- _WHAT TO PRODUCE_
Determine how many lines below hold the string "President". Reply with the number alone.

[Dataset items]

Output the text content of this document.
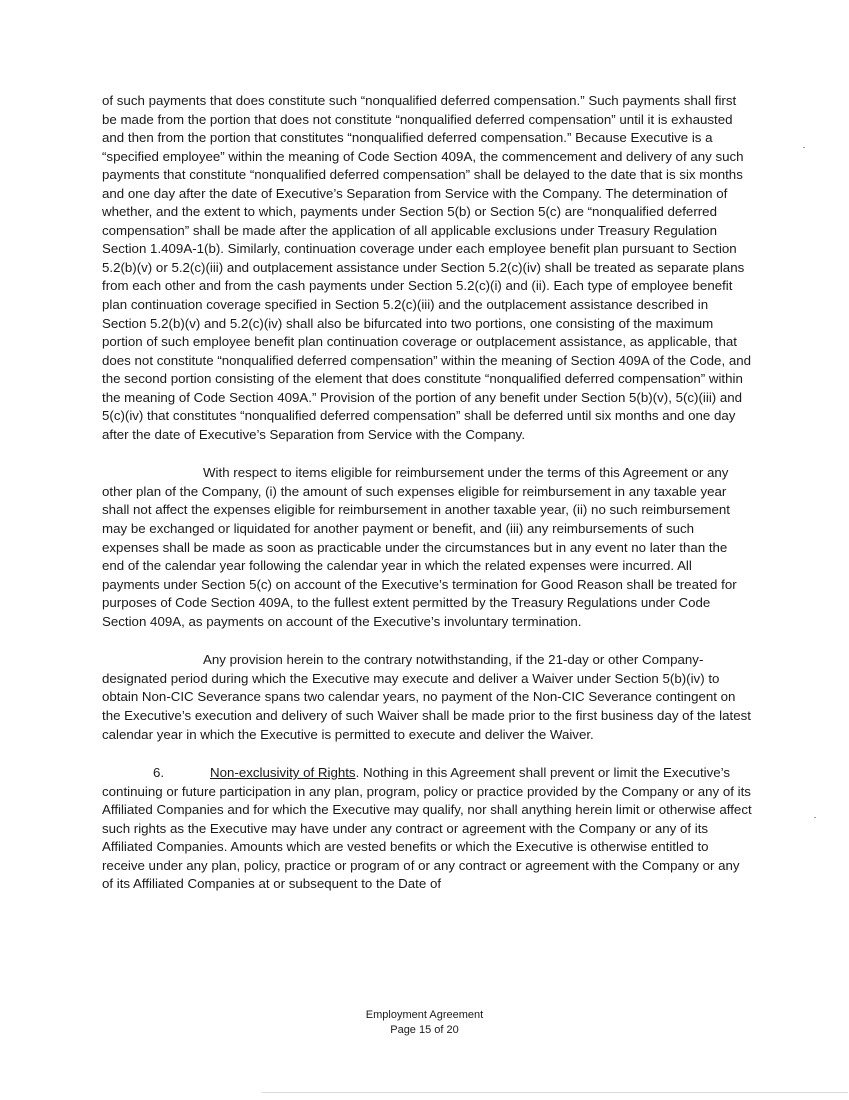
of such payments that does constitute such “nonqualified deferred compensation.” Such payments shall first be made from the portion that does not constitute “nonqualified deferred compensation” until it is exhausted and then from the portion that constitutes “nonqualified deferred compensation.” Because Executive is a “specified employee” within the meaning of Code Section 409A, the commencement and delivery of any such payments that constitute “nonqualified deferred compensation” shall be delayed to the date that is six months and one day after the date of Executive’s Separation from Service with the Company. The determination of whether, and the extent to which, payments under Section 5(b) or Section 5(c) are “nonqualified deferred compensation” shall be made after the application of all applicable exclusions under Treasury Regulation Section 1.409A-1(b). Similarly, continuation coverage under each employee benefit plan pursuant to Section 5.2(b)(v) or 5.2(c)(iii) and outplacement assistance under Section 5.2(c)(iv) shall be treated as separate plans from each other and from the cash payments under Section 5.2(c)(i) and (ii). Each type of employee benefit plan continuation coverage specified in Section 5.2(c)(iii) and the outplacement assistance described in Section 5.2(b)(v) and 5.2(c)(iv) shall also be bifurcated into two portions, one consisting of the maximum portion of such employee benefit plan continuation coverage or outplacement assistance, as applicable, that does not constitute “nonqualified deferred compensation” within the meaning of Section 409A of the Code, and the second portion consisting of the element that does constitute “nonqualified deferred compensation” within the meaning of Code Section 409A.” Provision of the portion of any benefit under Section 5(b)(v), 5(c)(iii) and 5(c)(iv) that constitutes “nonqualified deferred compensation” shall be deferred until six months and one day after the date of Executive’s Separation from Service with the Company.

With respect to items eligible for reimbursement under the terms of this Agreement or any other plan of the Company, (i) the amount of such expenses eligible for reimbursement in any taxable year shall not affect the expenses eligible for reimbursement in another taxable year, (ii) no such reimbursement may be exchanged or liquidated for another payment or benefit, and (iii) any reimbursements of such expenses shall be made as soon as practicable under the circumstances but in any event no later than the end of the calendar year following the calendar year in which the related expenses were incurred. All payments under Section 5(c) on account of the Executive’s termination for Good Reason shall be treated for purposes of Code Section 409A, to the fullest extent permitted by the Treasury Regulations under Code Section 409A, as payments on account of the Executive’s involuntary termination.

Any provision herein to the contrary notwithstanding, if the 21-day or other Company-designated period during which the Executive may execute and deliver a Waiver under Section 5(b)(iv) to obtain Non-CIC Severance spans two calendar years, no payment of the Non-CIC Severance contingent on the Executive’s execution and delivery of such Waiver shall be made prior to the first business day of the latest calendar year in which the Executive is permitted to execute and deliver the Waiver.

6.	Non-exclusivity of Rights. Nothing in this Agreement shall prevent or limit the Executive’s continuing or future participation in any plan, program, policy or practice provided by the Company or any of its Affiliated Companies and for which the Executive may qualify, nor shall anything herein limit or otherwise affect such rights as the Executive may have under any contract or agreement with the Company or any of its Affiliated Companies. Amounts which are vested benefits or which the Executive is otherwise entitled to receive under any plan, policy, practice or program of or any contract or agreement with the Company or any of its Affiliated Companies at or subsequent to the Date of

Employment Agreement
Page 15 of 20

==

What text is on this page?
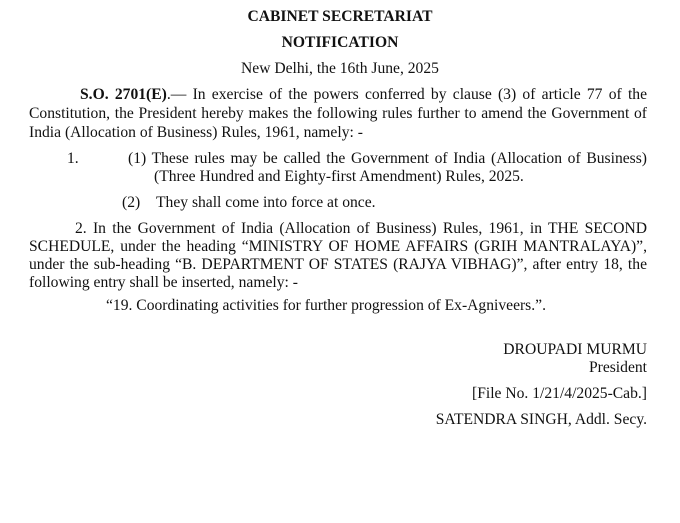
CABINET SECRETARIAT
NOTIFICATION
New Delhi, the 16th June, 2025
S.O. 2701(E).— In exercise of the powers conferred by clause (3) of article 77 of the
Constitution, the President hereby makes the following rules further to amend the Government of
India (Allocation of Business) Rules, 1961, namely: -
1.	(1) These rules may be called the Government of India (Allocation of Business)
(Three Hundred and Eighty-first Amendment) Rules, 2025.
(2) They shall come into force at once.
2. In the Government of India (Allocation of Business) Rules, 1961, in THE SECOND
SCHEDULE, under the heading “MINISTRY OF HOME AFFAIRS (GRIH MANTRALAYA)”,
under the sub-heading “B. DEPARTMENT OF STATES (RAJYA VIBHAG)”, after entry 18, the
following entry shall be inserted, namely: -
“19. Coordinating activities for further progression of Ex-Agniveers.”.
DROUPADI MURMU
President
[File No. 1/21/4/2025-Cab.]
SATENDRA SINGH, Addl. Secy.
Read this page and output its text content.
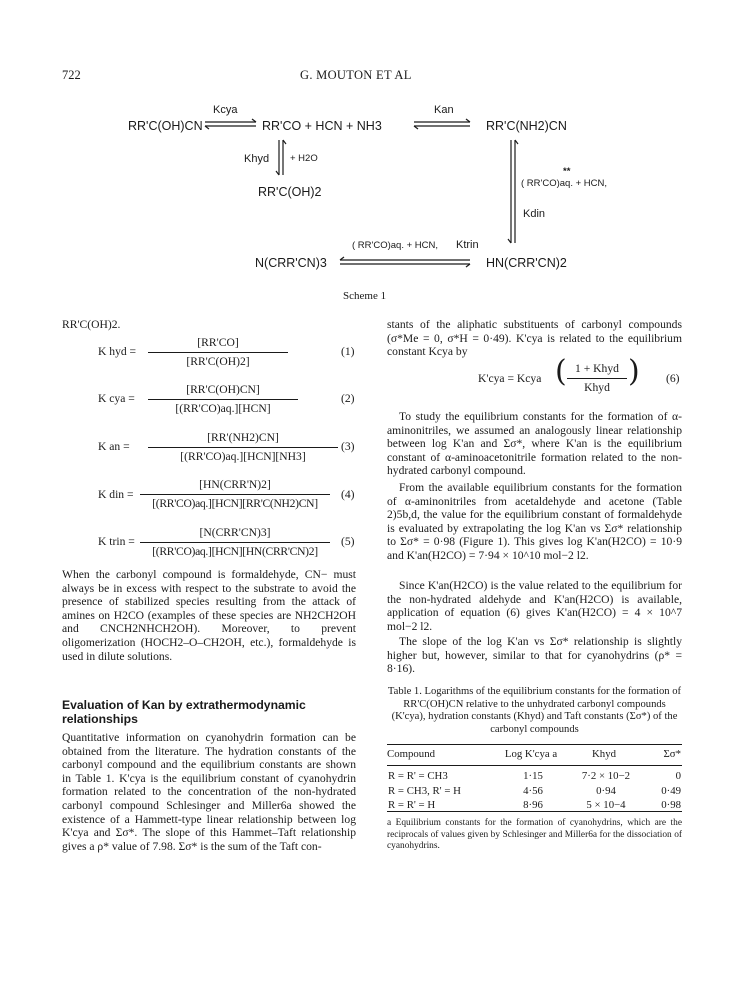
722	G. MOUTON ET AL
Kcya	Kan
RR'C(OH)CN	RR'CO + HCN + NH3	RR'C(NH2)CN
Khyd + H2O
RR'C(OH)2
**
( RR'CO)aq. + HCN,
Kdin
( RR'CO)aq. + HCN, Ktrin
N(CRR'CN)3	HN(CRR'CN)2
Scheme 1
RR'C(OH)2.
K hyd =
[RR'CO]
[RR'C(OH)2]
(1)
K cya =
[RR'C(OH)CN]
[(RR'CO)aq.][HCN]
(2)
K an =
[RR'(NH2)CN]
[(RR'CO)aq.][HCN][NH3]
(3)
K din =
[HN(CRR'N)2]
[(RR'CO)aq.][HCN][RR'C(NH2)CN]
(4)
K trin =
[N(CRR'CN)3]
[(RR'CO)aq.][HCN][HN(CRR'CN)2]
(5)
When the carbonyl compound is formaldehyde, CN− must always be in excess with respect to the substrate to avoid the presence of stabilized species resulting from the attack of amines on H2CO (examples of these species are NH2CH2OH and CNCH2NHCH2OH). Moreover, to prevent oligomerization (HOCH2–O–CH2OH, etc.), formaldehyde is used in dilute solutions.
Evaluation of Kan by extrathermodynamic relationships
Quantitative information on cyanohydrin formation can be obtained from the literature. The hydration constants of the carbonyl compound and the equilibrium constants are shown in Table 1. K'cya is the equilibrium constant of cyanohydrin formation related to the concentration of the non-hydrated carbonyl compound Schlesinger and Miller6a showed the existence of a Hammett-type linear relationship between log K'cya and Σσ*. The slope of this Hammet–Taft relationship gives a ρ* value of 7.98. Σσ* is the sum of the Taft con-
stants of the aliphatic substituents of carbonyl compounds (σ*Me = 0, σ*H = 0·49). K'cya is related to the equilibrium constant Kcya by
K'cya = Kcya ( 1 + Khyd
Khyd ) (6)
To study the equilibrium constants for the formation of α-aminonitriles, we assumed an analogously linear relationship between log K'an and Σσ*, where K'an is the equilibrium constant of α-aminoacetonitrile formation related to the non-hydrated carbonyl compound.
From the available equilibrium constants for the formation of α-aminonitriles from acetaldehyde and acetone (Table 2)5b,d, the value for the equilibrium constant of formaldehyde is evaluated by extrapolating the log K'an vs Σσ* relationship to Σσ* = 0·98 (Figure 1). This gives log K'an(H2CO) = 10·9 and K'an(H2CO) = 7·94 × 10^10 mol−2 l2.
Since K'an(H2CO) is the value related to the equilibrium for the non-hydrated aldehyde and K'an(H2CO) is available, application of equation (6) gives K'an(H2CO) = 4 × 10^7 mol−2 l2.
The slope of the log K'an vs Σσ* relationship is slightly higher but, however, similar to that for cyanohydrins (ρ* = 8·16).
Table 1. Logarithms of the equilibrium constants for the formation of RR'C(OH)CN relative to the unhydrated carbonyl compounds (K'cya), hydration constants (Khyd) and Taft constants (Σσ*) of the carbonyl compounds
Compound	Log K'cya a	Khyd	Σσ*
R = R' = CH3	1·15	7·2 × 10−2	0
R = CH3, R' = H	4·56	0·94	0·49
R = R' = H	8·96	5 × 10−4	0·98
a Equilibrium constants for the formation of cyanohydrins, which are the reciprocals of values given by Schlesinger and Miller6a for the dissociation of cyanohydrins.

- _THE RESPONSE_
2